→ Collected data
▬▬▬

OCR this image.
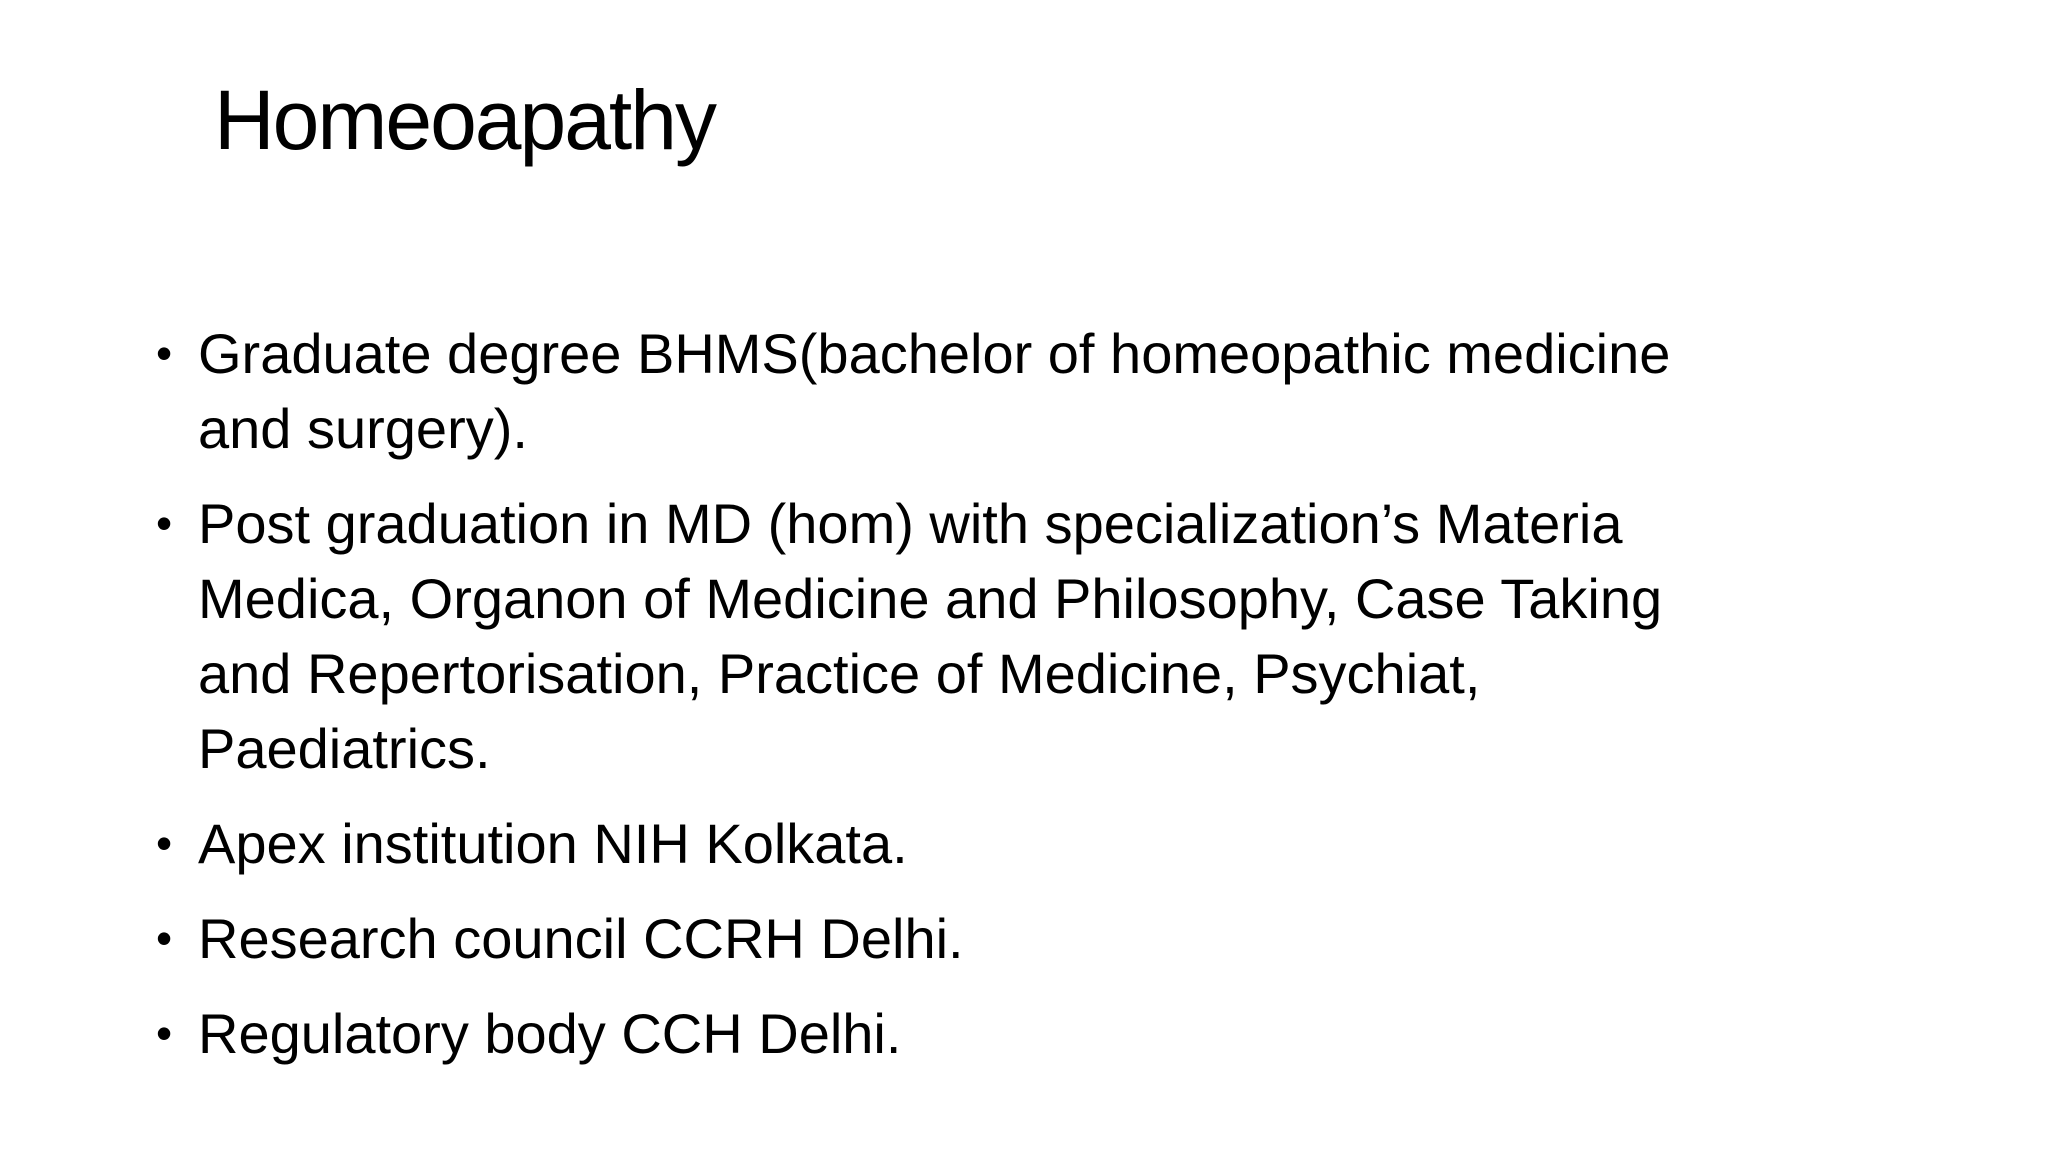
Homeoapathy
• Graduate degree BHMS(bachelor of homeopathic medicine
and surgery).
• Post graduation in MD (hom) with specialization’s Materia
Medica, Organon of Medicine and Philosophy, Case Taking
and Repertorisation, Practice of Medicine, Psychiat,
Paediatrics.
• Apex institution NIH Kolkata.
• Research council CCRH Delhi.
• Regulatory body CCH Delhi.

▬▬▬

Each line holding "Delhi" must be found and copied.

• Research council CCRH Delhi.
• Regulatory body CCH Delhi.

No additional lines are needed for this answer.